» **SET TASK**:
Copy each record exactly as it reads, leaving out any pictures it holds.
═══ DATA ENTRIES
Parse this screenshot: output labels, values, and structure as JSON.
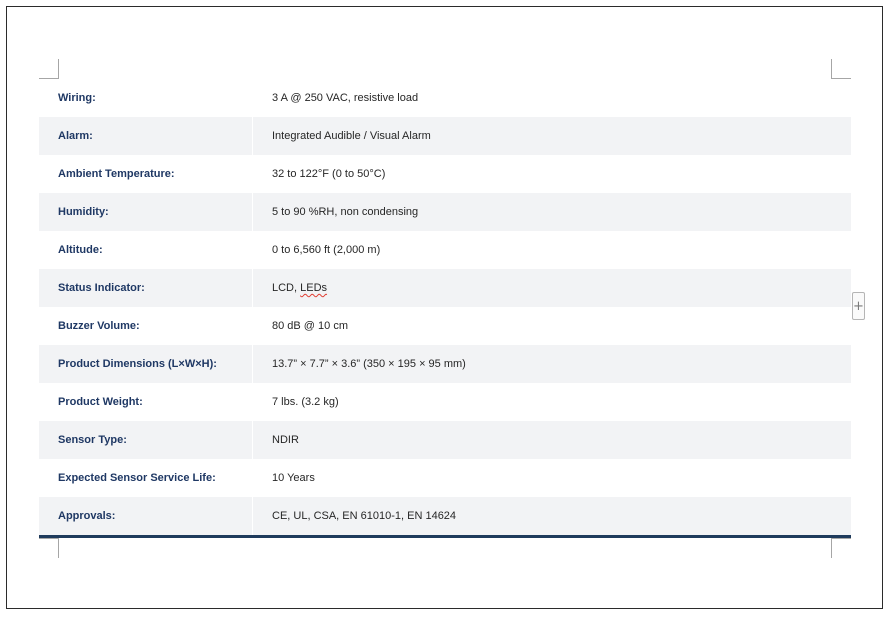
{
  "specs": [
    {
      "label": "Wiring:",
      "value": "3 A @ 250 VAC, resistive load"
    },
    {
      "label": "Alarm:",
      "value": "Integrated Audible / Visual Alarm"
    },
    {
      "label": "Ambient Temperature:",
      "value": "32 to 122°F (0 to 50°C)"
    },
    {
      "label": "Humidity:",
      "value": "5 to 90 %RH, non condensing"
    },
    {
      "label": "Altitude:",
      "value": "0 to 6,560 ft (2,000 m)"
    },
    {
      "label": "Status Indicator:",
      "value_prefix": "LCD, ",
      "value_flagged": "LEDs"
    },
    {
      "label": "Buzzer Volume:",
      "value": "80 dB @ 10 cm"
    },
    {
      "label": "Product Dimensions (L×W×H):",
      "value": "13.7” × 7.7” × 3.6” (350 × 195 × 95 mm)"
    },
    {
      "label": "Product Weight:",
      "value": "7 lbs. (3.2 kg)"
    },
    {
      "label": "Sensor Type:",
      "value": "NDIR"
    },
    {
      "label": "Expected Sensor Service Life:",
      "value": "10 Years"
    },
    {
      "label": "Approvals:",
      "value": "CE, UL, CSA, EN 61010-1, EN 14624"
    }
  ],
  "add_row_glyph": "+",
  "colors": {
    "label_text": "#1f3864",
    "shaded_row": "#f2f3f5",
    "bottom_rule": "#1f3b5c",
    "spellcheck_underline": "#e03c31"
  }
}
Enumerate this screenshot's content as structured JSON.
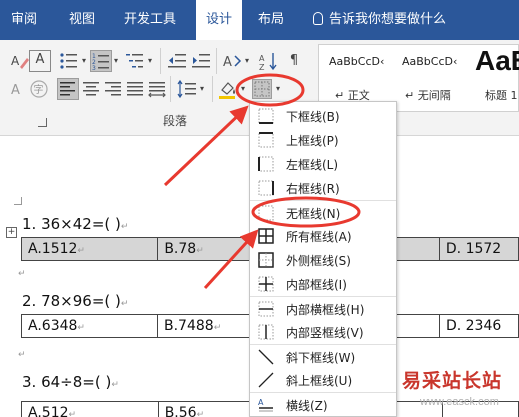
{
  "tabs": [
    {
      "label": "审阅",
      "active": false
    },
    {
      "label": "视图",
      "active": false
    },
    {
      "label": "开发工具",
      "active": false
    },
    {
      "label": "设计",
      "active": true
    },
    {
      "label": "布局",
      "active": false
    }
  ],
  "tell_me": "告诉我你想要做什么",
  "ribbon": {
    "group_label": "段落",
    "phonetic_glyph": "A",
    "enclose_glyph": "字",
    "styles": [
      {
        "preview": "AaBbCcD‹",
        "name": "↵ 正文"
      },
      {
        "preview": "AaBbCcD‹",
        "name": "↵ 无间隔"
      },
      {
        "preview": "AaB",
        "name": "标题 1"
      }
    ]
  },
  "document": {
    "q1": "1.  36×42=(         )",
    "q1_row": [
      "A.1512",
      "B.78",
      "D.  1572"
    ],
    "q2": "2.  78×96=(         )",
    "q2_row": [
      "A.6348",
      "B.7488",
      "D.  2346"
    ],
    "q3": "3.  64÷8=(         )",
    "q3_row": [
      "A.512",
      "B.56"
    ],
    "para_mark": "↵"
  },
  "border_menu": {
    "items": [
      {
        "label": "下框线(B)",
        "icon": "bottom-border-icon"
      },
      {
        "label": "上框线(P)",
        "icon": "top-border-icon"
      },
      {
        "label": "左框线(L)",
        "icon": "left-border-icon"
      },
      {
        "label": "右框线(R)",
        "icon": "right-border-icon"
      },
      {
        "label": "无框线(N)",
        "icon": "no-border-icon"
      },
      {
        "label": "所有框线(A)",
        "icon": "all-borders-icon"
      },
      {
        "label": "外侧框线(S)",
        "icon": "outside-borders-icon"
      },
      {
        "label": "内部框线(I)",
        "icon": "inside-borders-icon"
      },
      {
        "label": "内部横框线(H)",
        "icon": "inside-horizontal-border-icon"
      },
      {
        "label": "内部竖框线(V)",
        "icon": "inside-vertical-border-icon"
      },
      {
        "label": "斜下框线(W)",
        "icon": "diagonal-down-border-icon"
      },
      {
        "label": "斜上框线(U)",
        "icon": "diagonal-up-border-icon"
      },
      {
        "label": "横线(Z)",
        "icon": "horizontal-line-icon"
      }
    ]
  },
  "watermark": {
    "title": "易采站长站",
    "url": "www.easck.com"
  },
  "colors": {
    "tab_bar": "#2b579a",
    "highlight": "#e8392f",
    "table_shade": "#d6d6d6"
  }
}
══════
» **RESPONSE TO THE EXERCISE**:
Parse this screenshot: output labels, values, and structure as JSON.
{
  "specs": [
    {
      "label": "Wiring:",
      "value": "3 A @ 250 VAC, resistive load"
    },
    {
      "label": "Alarm:",
      "value": "Integrated Audible / Visual Alarm"
    },
    {
      "label": "Ambient Temperature:",
      "value": "32 to 122°F (0 to 50°C)"
    },
    {
      "label": "Humidity:",
      "value": "5 to 90 %RH, non condensing"
    },
    {
      "label": "Altitude:",
      "value": "0 to 6,560 ft (2,000 m)"
    },
    {
      "label": "Status Indicator:",
      "value_prefix": "LCD, ",
      "value_flagged": "LEDs"
    },
    {
      "label": "Buzzer Volume:",
      "value": "80 dB @ 10 cm"
    },
    {
      "label": "Product Dimensions (L×W×H):",
      "value": "13.7” × 7.7” × 3.6” (350 × 195 × 95 mm)"
    },
    {
      "label": "Product Weight:",
      "value": "7 lbs. (3.2 kg)"
    },
    {
      "label": "Sensor Type:",
      "value": "NDIR"
    },
    {
      "label": "Expected Sensor Service Life:",
      "value": "10 Years"
    },
    {
      "label": "Approvals:",
      "value": "CE, UL, CSA, EN 61010-1, EN 14624"
    }
  ],
  "add_row_glyph": "+",
  "colors": {
    "label_text": "#1f3864",
    "shaded_row": "#f2f3f5",
    "bottom_rule": "#1f3b5c",
    "spellcheck_underline": "#e03c31"
  }
}
Enumerate this screenshot's content as structured JSON.
{
  "tabs": [
    {
      "label": "审阅",
      "active": false
    },
    {
      "label": "视图",
      "active": false
    },
    {
      "label": "开发工具",
      "active": false
    },
    {
      "label": "设计",
      "active": true
    },
    {
      "label": "布局",
      "active": false
    }
  ],
  "tell_me": "告诉我你想要做什么",
  "ribbon": {
    "group_label": "段落",
    "phonetic_glyph": "A",
    "enclose_glyph": "字",
    "styles": [
      {
        "preview": "AaBbCcD‹",
        "name": "↵ 正文"
      },
      {
        "preview": "AaBbCcD‹",
        "name": "↵ 无间隔"
      },
      {
        "preview": "AaB",
        "name": "标题 1"
      }
    ]
  },
  "document": {
    "q1": "1.  36×42=(         )",
    "q1_row": [
      "A.1512",
      "B.78",
      "D.  1572"
    ],
    "q2": "2.  78×96=(         )",
    "q2_row": [
      "A.6348",
      "B.7488",
      "D.  2346"
    ],
    "q3": "3.  64÷8=(         )",
    "q3_row": [
      "A.512",
      "B.56"
    ],
    "para_mark": "↵"
  },
  "border_menu": {
    "items": [
      {
        "label": "下框线(B)",
        "icon": "bottom-border-icon"
      },
      {
        "label": "上框线(P)",
        "icon": "top-border-icon"
      },
      {
        "label": "左框线(L)",
        "icon": "left-border-icon"
      },
      {
        "label": "右框线(R)",
        "icon": "right-border-icon"
      },
      {
        "label": "无框线(N)",
        "icon": "no-border-icon"
      },
      {
        "label": "所有框线(A)",
        "icon": "all-borders-icon"
      },
      {
        "label": "外侧框线(S)",
        "icon": "outside-borders-icon"
      },
      {
        "label": "内部框线(I)",
        "icon": "inside-borders-icon"
      },
      {
        "label": "内部横框线(H)",
        "icon": "inside-horizontal-border-icon"
      },
      {
        "label": "内部竖框线(V)",
        "icon": "inside-vertical-border-icon"
      },
      {
        "label": "斜下框线(W)",
        "icon": "diagonal-down-border-icon"
      },
      {
        "label": "斜上框线(U)",
        "icon": "diagonal-up-border-icon"
      },
      {
        "label": "横线(Z)",
        "icon": "horizontal-line-icon"
      }
    ]
  },
  "watermark": {
    "title": "易采站长站",
    "url": "www.easck.com"
  },
  "colors": {
    "tab_bar": "#2b579a",
    "highlight": "#e8392f",
    "table_shade": "#d6d6d6"
  }
}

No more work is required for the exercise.